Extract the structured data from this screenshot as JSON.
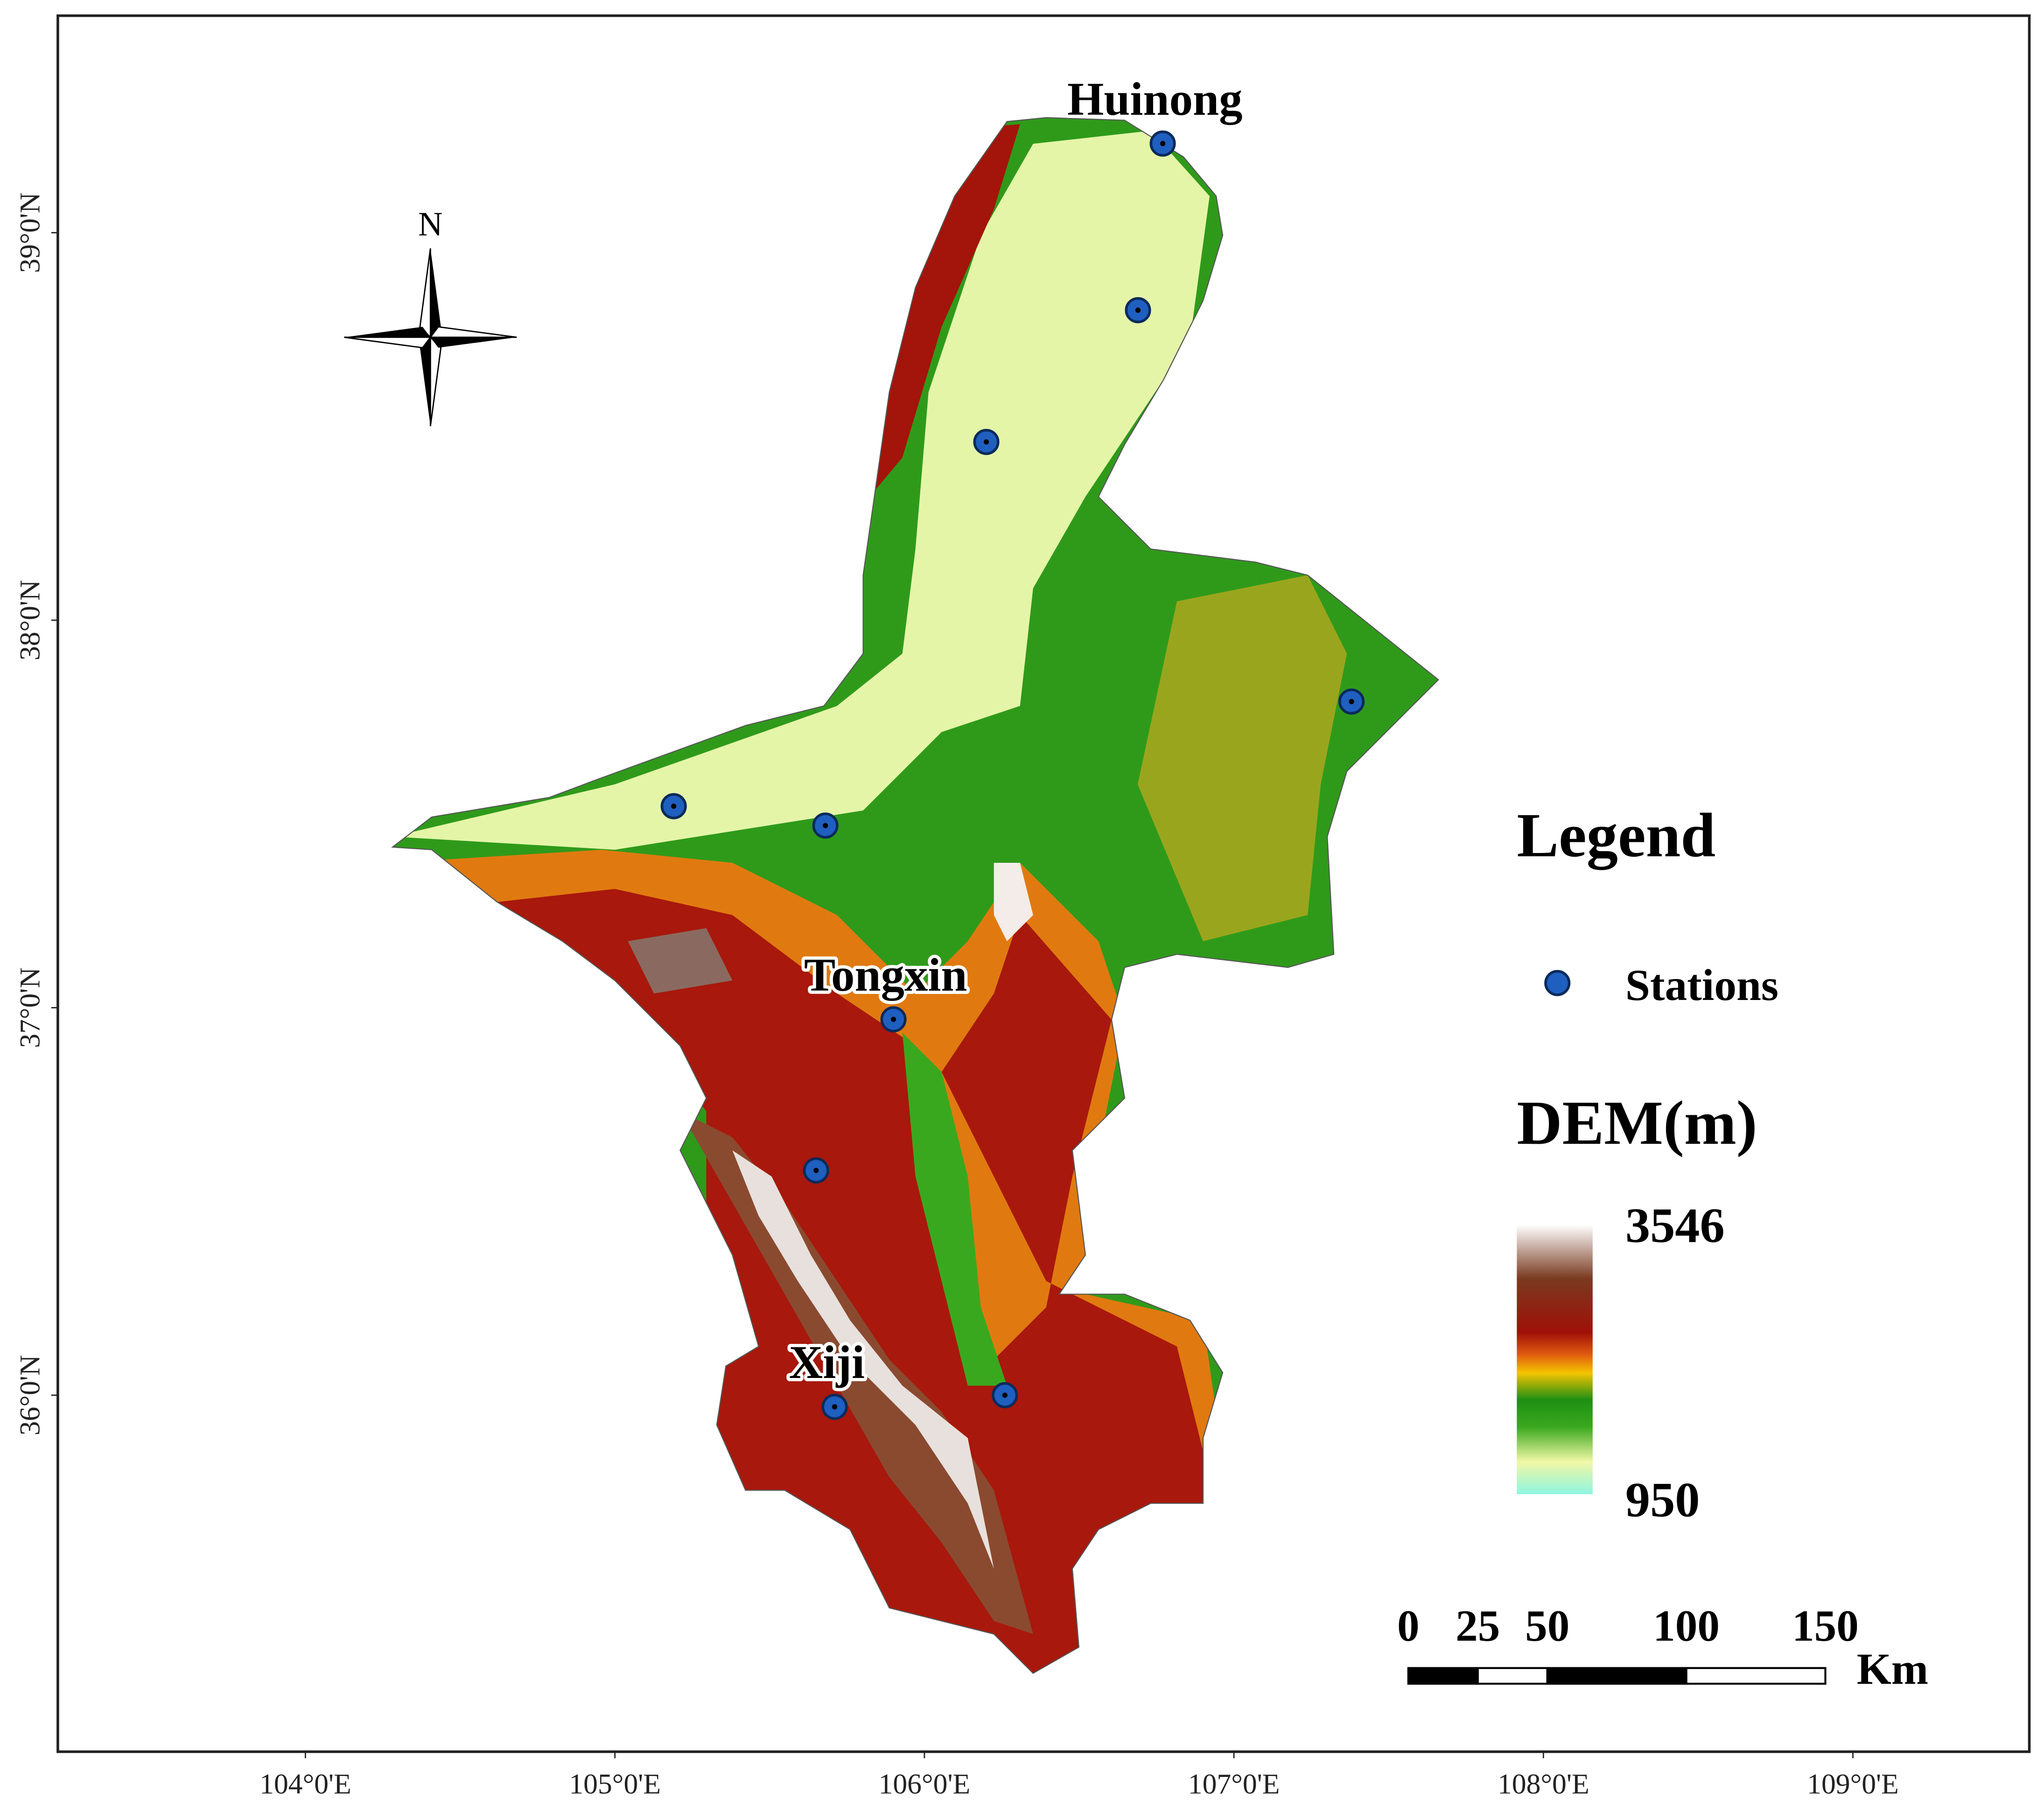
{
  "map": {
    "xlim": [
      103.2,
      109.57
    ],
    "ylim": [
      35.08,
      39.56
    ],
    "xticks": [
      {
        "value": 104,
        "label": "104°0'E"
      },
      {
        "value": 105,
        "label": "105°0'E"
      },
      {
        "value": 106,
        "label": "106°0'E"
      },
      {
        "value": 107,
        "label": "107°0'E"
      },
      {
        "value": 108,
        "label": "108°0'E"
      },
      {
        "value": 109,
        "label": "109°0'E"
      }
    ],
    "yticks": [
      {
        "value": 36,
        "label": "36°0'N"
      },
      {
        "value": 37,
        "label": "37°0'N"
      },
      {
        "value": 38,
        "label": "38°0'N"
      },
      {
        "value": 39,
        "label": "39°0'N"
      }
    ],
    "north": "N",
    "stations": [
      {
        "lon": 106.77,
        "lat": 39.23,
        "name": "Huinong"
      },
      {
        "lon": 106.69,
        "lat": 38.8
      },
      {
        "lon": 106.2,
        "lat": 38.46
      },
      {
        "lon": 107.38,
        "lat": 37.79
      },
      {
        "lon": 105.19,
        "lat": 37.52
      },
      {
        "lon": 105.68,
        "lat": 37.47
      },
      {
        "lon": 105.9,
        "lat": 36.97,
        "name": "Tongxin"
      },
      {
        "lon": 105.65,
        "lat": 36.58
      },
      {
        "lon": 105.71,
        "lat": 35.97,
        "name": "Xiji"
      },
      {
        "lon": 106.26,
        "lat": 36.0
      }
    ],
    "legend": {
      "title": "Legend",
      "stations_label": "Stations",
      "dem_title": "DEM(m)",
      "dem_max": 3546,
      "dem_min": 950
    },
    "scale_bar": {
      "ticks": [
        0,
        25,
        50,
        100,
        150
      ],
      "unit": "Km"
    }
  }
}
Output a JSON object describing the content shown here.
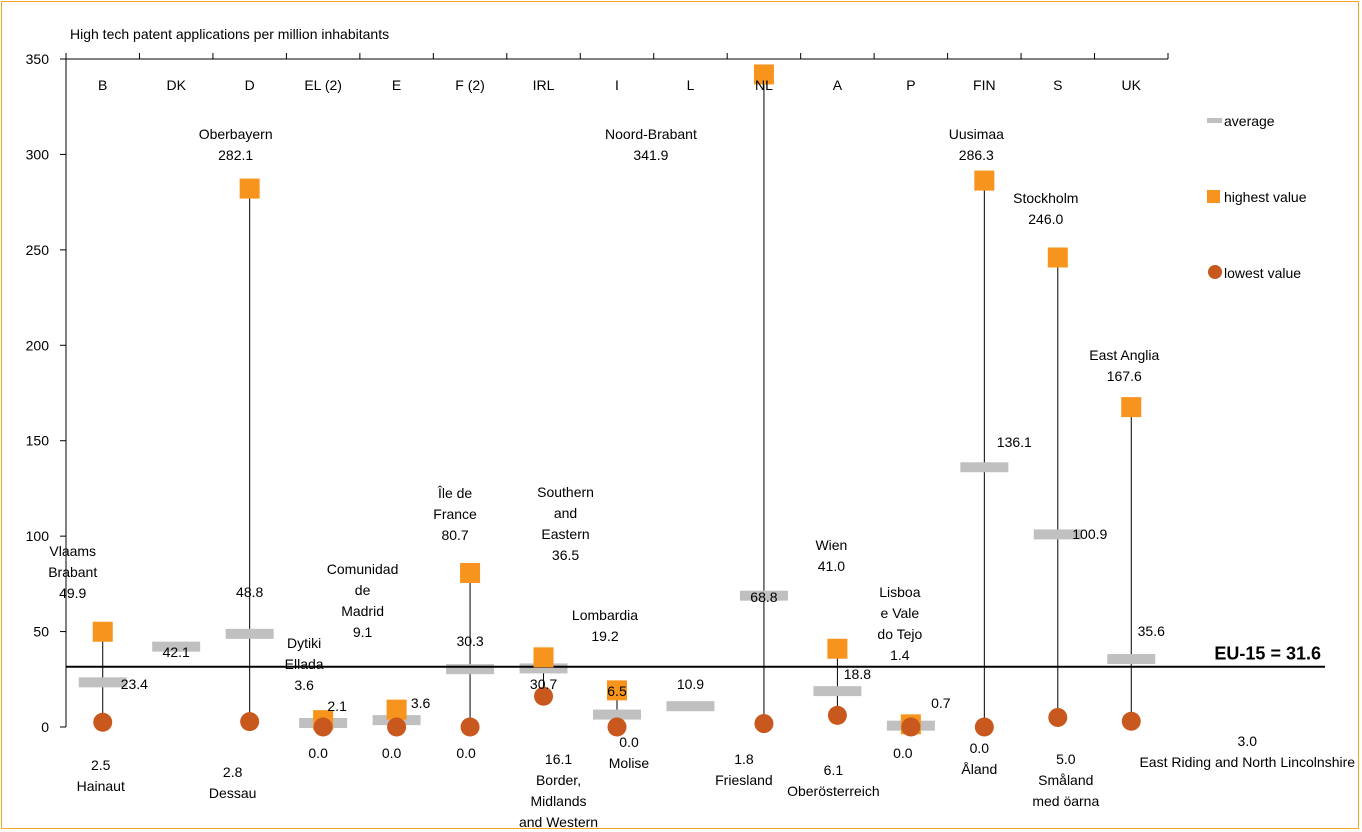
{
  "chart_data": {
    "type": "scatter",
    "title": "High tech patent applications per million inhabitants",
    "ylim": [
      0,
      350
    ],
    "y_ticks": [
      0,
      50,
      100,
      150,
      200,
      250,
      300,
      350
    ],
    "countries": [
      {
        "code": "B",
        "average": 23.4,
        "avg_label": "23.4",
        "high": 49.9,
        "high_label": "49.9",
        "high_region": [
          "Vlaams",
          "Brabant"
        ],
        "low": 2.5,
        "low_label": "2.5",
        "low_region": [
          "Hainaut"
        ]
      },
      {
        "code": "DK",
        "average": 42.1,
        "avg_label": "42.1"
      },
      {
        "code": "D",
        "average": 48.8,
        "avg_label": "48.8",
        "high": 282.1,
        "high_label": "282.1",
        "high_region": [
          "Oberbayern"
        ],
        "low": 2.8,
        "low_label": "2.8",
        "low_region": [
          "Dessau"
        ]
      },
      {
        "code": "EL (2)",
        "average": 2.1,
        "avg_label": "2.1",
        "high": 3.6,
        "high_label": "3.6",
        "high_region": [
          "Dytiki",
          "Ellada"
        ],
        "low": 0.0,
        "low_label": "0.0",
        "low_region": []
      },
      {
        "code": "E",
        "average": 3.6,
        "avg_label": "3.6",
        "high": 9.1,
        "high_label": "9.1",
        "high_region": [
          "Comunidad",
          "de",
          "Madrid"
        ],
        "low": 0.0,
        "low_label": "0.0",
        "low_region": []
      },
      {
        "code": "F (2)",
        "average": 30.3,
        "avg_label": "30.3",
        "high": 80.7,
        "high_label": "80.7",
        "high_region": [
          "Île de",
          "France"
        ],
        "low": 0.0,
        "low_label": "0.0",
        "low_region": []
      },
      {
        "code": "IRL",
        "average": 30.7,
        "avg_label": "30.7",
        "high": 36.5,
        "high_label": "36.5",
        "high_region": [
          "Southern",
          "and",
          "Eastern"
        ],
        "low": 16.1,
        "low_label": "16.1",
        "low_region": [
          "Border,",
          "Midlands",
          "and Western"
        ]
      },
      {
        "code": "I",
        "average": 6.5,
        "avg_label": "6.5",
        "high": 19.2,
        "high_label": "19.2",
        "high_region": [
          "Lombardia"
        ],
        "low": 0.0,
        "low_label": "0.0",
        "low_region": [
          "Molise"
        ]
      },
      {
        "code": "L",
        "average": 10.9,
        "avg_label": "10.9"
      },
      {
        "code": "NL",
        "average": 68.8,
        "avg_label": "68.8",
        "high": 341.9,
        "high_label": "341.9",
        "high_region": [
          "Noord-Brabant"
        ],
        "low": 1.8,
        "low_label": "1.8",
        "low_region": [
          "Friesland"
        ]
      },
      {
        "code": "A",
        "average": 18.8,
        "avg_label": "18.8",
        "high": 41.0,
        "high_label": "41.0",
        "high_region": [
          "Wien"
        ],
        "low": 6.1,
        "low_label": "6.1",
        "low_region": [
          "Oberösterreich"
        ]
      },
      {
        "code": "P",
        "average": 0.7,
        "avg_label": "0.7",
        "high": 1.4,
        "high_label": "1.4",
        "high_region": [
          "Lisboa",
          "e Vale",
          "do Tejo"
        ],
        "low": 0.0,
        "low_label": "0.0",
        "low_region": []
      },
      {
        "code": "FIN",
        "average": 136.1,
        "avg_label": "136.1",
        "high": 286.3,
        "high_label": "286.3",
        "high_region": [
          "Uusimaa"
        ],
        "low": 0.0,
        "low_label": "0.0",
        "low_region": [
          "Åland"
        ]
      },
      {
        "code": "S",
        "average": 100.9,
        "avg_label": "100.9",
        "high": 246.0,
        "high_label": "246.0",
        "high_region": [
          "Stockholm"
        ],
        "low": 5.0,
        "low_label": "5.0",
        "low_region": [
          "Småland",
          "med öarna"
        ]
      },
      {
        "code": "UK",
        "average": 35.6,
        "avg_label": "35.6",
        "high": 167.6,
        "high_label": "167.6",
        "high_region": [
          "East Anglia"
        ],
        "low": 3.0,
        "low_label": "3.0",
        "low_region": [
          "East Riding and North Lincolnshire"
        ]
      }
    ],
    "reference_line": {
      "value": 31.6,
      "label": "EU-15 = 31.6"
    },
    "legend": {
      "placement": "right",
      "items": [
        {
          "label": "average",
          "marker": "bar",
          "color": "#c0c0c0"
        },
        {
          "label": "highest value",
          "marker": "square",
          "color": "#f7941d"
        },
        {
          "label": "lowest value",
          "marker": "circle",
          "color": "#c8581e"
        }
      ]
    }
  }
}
....................
__Task directions__
Transcribe the entries above verbatim, omitting their pictures.

__Completed task__
Extract the structured data from this screenshot as JSON.
{
  "map": {
    "xlim": [
      103.2,
      109.57
    ],
    "ylim": [
      35.08,
      39.56
    ],
    "xticks": [
      {
        "value": 104,
        "label": "104°0'E"
      },
      {
        "value": 105,
        "label": "105°0'E"
      },
      {
        "value": 106,
        "label": "106°0'E"
      },
      {
        "value": 107,
        "label": "107°0'E"
      },
      {
        "value": 108,
        "label": "108°0'E"
      },
      {
        "value": 109,
        "label": "109°0'E"
      }
    ],
    "yticks": [
      {
        "value": 36,
        "label": "36°0'N"
      },
      {
        "value": 37,
        "label": "37°0'N"
      },
      {
        "value": 38,
        "label": "38°0'N"
      },
      {
        "value": 39,
        "label": "39°0'N"
      }
    ],
    "north": "N",
    "stations": [
      {
        "lon": 106.77,
        "lat": 39.23,
        "name": "Huinong"
      },
      {
        "lon": 106.69,
        "lat": 38.8
      },
      {
        "lon": 106.2,
        "lat": 38.46
      },
      {
        "lon": 107.38,
        "lat": 37.79
      },
      {
        "lon": 105.19,
        "lat": 37.52
      },
      {
        "lon": 105.68,
        "lat": 37.47
      },
      {
        "lon": 105.9,
        "lat": 36.97,
        "name": "Tongxin"
      },
      {
        "lon": 105.65,
        "lat": 36.58
      },
      {
        "lon": 105.71,
        "lat": 35.97,
        "name": "Xiji"
      },
      {
        "lon": 106.26,
        "lat": 36.0
      }
    ],
    "legend": {
      "title": "Legend",
      "stations_label": "Stations",
      "dem_title": "DEM(m)",
      "dem_max": 3546,
      "dem_min": 950
    },
    "scale_bar": {
      "ticks": [
        0,
        25,
        50,
        100,
        150
      ],
      "unit": "Km"
    }
  }
}
Output a JSON object describing the content shown here.
{
  "chart_data": {
    "type": "scatter",
    "title": "High tech patent applications per million inhabitants",
    "ylim": [
      0,
      350
    ],
    "y_ticks": [
      0,
      50,
      100,
      150,
      200,
      250,
      300,
      350
    ],
    "countries": [
      {
        "code": "B",
        "average": 23.4,
        "avg_label": "23.4",
        "high": 49.9,
        "high_label": "49.9",
        "high_region": [
          "Vlaams",
          "Brabant"
        ],
        "low": 2.5,
        "low_label": "2.5",
        "low_region": [
          "Hainaut"
        ]
      },
      {
        "code": "DK",
        "average": 42.1,
        "avg_label": "42.1"
      },
      {
        "code": "D",
        "average": 48.8,
        "avg_label": "48.8",
        "high": 282.1,
        "high_label": "282.1",
        "high_region": [
          "Oberbayern"
        ],
        "low": 2.8,
        "low_label": "2.8",
        "low_region": [
          "Dessau"
        ]
      },
      {
        "code": "EL (2)",
        "average": 2.1,
        "avg_label": "2.1",
        "high": 3.6,
        "high_label": "3.6",
        "high_region": [
          "Dytiki",
          "Ellada"
        ],
        "low": 0.0,
        "low_label": "0.0",
        "low_region": []
      },
      {
        "code": "E",
        "average": 3.6,
        "avg_label": "3.6",
        "high": 9.1,
        "high_label": "9.1",
        "high_region": [
          "Comunidad",
          "de",
          "Madrid"
        ],
        "low": 0.0,
        "low_label": "0.0",
        "low_region": []
      },
      {
        "code": "F (2)",
        "average": 30.3,
        "avg_label": "30.3",
        "high": 80.7,
        "high_label": "80.7",
        "high_region": [
          "Île de",
          "France"
        ],
        "low": 0.0,
        "low_label": "0.0",
        "low_region": []
      },
      {
        "code": "IRL",
        "average": 30.7,
        "avg_label": "30.7",
        "high": 36.5,
        "high_label": "36.5",
        "high_region": [
          "Southern",
          "and",
          "Eastern"
        ],
        "low": 16.1,
        "low_label": "16.1",
        "low_region": [
          "Border,",
          "Midlands",
          "and Western"
        ]
      },
      {
        "code": "I",
        "average": 6.5,
        "avg_label": "6.5",
        "high": 19.2,
        "high_label": "19.2",
        "high_region": [
          "Lombardia"
        ],
        "low": 0.0,
        "low_label": "0.0",
        "low_region": [
          "Molise"
        ]
      },
      {
        "code": "L",
        "average": 10.9,
        "avg_label": "10.9"
      },
      {
        "code": "NL",
        "average": 68.8,
        "avg_label": "68.8",
        "high": 341.9,
        "high_label": "341.9",
        "high_region": [
          "Noord-Brabant"
        ],
        "low": 1.8,
        "low_label": "1.8",
        "low_region": [
          "Friesland"
        ]
      },
      {
        "code": "A",
        "average": 18.8,
        "avg_label": "18.8",
        "high": 41.0,
        "high_label": "41.0",
        "high_region": [
          "Wien"
        ],
        "low": 6.1,
        "low_label": "6.1",
        "low_region": [
          "Oberösterreich"
        ]
      },
      {
        "code": "P",
        "average": 0.7,
        "avg_label": "0.7",
        "high": 1.4,
        "high_label": "1.4",
        "high_region": [
          "Lisboa",
          "e Vale",
          "do Tejo"
        ],
        "low": 0.0,
        "low_label": "0.0",
        "low_region": []
      },
      {
        "code": "FIN",
        "average": 136.1,
        "avg_label": "136.1",
        "high": 286.3,
        "high_label": "286.3",
        "high_region": [
          "Uusimaa"
        ],
        "low": 0.0,
        "low_label": "0.0",
        "low_region": [
          "Åland"
        ]
      },
      {
        "code": "S",
        "average": 100.9,
        "avg_label": "100.9",
        "high": 246.0,
        "high_label": "246.0",
        "high_region": [
          "Stockholm"
        ],
        "low": 5.0,
        "low_label": "5.0",
        "low_region": [
          "Småland",
          "med öarna"
        ]
      },
      {
        "code": "UK",
        "average": 35.6,
        "avg_label": "35.6",
        "high": 167.6,
        "high_label": "167.6",
        "high_region": [
          "East Anglia"
        ],
        "low": 3.0,
        "low_label": "3.0",
        "low_region": [
          "East Riding and North Lincolnshire"
        ]
      }
    ],
    "reference_line": {
      "value": 31.6,
      "label": "EU-15 = 31.6"
    },
    "legend": {
      "placement": "right",
      "items": [
        {
          "label": "average",
          "marker": "bar",
          "color": "#c0c0c0"
        },
        {
          "label": "highest value",
          "marker": "square",
          "color": "#f7941d"
        },
        {
          "label": "lowest value",
          "marker": "circle",
          "color": "#c8581e"
        }
      ]
    }
  }
}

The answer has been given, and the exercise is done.